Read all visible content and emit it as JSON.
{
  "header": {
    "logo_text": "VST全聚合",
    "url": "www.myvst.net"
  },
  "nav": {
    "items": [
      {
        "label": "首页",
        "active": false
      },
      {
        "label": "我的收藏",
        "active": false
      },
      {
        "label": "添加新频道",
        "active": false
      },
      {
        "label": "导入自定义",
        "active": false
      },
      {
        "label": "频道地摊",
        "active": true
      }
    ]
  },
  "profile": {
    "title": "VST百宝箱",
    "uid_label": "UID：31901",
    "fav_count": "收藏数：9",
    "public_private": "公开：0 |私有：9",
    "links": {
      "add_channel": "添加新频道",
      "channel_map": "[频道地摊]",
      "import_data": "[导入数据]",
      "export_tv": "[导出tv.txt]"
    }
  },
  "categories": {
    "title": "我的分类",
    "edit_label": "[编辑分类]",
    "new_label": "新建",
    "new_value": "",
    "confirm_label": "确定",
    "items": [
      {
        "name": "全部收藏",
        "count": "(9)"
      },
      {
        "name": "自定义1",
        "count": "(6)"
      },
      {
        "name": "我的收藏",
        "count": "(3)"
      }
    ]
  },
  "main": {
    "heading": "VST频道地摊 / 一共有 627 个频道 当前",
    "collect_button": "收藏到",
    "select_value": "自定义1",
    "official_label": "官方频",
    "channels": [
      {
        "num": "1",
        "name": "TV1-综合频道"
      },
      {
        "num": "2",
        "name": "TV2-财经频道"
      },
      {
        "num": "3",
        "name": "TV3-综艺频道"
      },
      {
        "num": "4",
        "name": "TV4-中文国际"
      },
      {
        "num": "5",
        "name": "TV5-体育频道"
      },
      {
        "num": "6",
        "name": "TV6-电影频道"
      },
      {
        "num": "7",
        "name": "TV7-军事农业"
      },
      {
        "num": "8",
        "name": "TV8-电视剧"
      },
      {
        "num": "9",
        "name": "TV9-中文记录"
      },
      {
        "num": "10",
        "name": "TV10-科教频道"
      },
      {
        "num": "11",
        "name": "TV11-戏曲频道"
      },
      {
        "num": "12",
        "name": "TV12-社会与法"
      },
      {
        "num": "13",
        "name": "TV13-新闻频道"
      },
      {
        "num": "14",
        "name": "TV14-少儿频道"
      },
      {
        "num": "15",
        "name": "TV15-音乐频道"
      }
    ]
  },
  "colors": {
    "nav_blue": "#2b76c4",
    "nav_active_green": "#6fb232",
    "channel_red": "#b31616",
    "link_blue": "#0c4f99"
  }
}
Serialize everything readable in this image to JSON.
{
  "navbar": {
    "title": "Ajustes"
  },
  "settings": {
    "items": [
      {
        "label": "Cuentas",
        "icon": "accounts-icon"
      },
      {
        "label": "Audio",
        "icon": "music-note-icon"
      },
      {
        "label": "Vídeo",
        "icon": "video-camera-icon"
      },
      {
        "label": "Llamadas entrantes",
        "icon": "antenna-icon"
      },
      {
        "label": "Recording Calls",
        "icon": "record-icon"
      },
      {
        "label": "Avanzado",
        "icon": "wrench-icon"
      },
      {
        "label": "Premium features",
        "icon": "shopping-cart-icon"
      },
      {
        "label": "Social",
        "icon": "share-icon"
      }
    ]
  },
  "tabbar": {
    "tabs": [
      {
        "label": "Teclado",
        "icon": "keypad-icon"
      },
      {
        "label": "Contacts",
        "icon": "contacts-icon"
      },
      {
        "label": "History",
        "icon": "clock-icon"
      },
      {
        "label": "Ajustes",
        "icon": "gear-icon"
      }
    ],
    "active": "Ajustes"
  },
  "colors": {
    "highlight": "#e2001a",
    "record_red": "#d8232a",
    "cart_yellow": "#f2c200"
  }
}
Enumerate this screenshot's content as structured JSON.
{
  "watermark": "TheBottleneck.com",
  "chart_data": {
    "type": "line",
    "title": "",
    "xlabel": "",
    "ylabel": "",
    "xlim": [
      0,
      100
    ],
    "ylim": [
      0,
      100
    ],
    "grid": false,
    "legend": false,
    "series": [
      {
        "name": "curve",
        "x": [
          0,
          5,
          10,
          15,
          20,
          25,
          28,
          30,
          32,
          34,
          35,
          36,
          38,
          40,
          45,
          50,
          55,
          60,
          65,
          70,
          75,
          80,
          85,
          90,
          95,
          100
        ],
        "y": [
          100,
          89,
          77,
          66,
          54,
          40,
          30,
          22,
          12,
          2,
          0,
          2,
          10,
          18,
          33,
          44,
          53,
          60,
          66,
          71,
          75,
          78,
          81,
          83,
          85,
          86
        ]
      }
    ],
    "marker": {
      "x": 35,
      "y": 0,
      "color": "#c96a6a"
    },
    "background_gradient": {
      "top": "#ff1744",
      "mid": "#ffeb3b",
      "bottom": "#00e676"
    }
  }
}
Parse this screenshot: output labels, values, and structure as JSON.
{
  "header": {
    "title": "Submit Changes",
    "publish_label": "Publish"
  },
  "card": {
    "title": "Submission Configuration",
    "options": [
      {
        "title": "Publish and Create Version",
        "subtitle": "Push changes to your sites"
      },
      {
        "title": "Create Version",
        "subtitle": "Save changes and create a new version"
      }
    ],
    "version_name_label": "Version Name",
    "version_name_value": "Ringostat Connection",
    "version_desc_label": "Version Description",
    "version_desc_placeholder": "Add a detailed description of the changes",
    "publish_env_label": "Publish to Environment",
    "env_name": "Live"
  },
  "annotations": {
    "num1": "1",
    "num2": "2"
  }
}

################

## INSTRUCTIONS TO FOLLOW
Return all the data exactly as given.

## EXERCISE ANSWER
Read all visible content and emit it as JSON.
{
  "header": {
    "logo_text": "VST全聚合",
    "url": "www.myvst.net"
  },
  "nav": {
    "items": [
      {
        "label": "首页",
        "active": false
      },
      {
        "label": "我的收藏",
        "active": false
      },
      {
        "label": "添加新频道",
        "active": false
      },
      {
        "label": "导入自定义",
        "active": false
      },
      {
        "label": "频道地摊",
        "active": true
      }
    ]
  },
  "profile": {
    "title": "VST百宝箱",
    "uid_label": "UID：31901",
    "fav_count": "收藏数：9",
    "public_private": "公开：0 |私有：9",
    "links": {
      "add_channel": "添加新频道",
      "channel_map": "[频道地摊]",
      "import_data": "[导入数据]",
      "export_tv": "[导出tv.txt]"
    }
  },
  "categories": {
    "title": "我的分类",
    "edit_label": "[编辑分类]",
    "new_label": "新建",
    "new_value": "",
    "confirm_label": "确定",
    "items": [
      {
        "name": "全部收藏",
        "count": "(9)"
      },
      {
        "name": "自定义1",
        "count": "(6)"
      },
      {
        "name": "我的收藏",
        "count": "(3)"
      }
    ]
  },
  "main": {
    "heading": "VST频道地摊 / 一共有 627 个频道 当前",
    "collect_button": "收藏到",
    "select_value": "自定义1",
    "official_label": "官方频",
    "channels": [
      {
        "num": "1",
        "name": "TV1-综合频道"
      },
      {
        "num": "2",
        "name": "TV2-财经频道"
      },
      {
        "num": "3",
        "name": "TV3-综艺频道"
      },
      {
        "num": "4",
        "name": "TV4-中文国际"
      },
      {
        "num": "5",
        "name": "TV5-体育频道"
      },
      {
        "num": "6",
        "name": "TV6-电影频道"
      },
      {
        "num": "7",
        "name": "TV7-军事农业"
      },
      {
        "num": "8",
        "name": "TV8-电视剧"
      },
      {
        "num": "9",
        "name": "TV9-中文记录"
      },
      {
        "num": "10",
        "name": "TV10-科教频道"
      },
      {
        "num": "11",
        "name": "TV11-戏曲频道"
      },
      {
        "num": "12",
        "name": "TV12-社会与法"
      },
      {
        "num": "13",
        "name": "TV13-新闻频道"
      },
      {
        "num": "14",
        "name": "TV14-少儿频道"
      },
      {
        "num": "15",
        "name": "TV15-音乐频道"
      }
    ]
  },
  "colors": {
    "nav_blue": "#2b76c4",
    "nav_active_green": "#6fb232",
    "channel_red": "#b31616",
    "link_blue": "#0c4f99"
  }
}
Serialize everything readable in this image to JSON.
{
  "navbar": {
    "title": "Ajustes"
  },
  "settings": {
    "items": [
      {
        "label": "Cuentas",
        "icon": "accounts-icon"
      },
      {
        "label": "Audio",
        "icon": "music-note-icon"
      },
      {
        "label": "Vídeo",
        "icon": "video-camera-icon"
      },
      {
        "label": "Llamadas entrantes",
        "icon": "antenna-icon"
      },
      {
        "label": "Recording Calls",
        "icon": "record-icon"
      },
      {
        "label": "Avanzado",
        "icon": "wrench-icon"
      },
      {
        "label": "Premium features",
        "icon": "shopping-cart-icon"
      },
      {
        "label": "Social",
        "icon": "share-icon"
      }
    ]
  },
  "tabbar": {
    "tabs": [
      {
        "label": "Teclado",
        "icon": "keypad-icon"
      },
      {
        "label": "Contacts",
        "icon": "contacts-icon"
      },
      {
        "label": "History",
        "icon": "clock-icon"
      },
      {
        "label": "Ajustes",
        "icon": "gear-icon"
      }
    ],
    "active": "Ajustes"
  },
  "colors": {
    "highlight": "#e2001a",
    "record_red": "#d8232a",
    "cart_yellow": "#f2c200"
  }
}
Enumerate this screenshot's content as structured JSON.
{
  "watermark": "TheBottleneck.com",
  "chart_data": {
    "type": "line",
    "title": "",
    "xlabel": "",
    "ylabel": "",
    "xlim": [
      0,
      100
    ],
    "ylim": [
      0,
      100
    ],
    "grid": false,
    "legend": false,
    "series": [
      {
        "name": "curve",
        "x": [
          0,
          5,
          10,
          15,
          20,
          25,
          28,
          30,
          32,
          34,
          35,
          36,
          38,
          40,
          45,
          50,
          55,
          60,
          65,
          70,
          75,
          80,
          85,
          90,
          95,
          100
        ],
        "y": [
          100,
          89,
          77,
          66,
          54,
          40,
          30,
          22,
          12,
          2,
          0,
          2,
          10,
          18,
          33,
          44,
          53,
          60,
          66,
          71,
          75,
          78,
          81,
          83,
          85,
          86
        ]
      }
    ],
    "marker": {
      "x": 35,
      "y": 0,
      "color": "#c96a6a"
    },
    "background_gradient": {
      "top": "#ff1744",
      "mid": "#ffeb3b",
      "bottom": "#00e676"
    }
  }
}
Parse this screenshot: output labels, values, and structure as JSON.
{
  "header": {
    "title": "Submit Changes",
    "publish_label": "Publish"
  },
  "card": {
    "title": "Submission Configuration",
    "options": [
      {
        "title": "Publish and Create Version",
        "subtitle": "Push changes to your sites"
      },
      {
        "title": "Create Version",
        "subtitle": "Save changes and create a new version"
      }
    ],
    "version_name_label": "Version Name",
    "version_name_value": "Ringostat Connection",
    "version_desc_label": "Version Description",
    "version_desc_placeholder": "Add a detailed description of the changes",
    "publish_env_label": "Publish to Environment",
    "env_name": "Live"
  },
  "annotations": {
    "num1": "1",
    "num2": "2"
  }
}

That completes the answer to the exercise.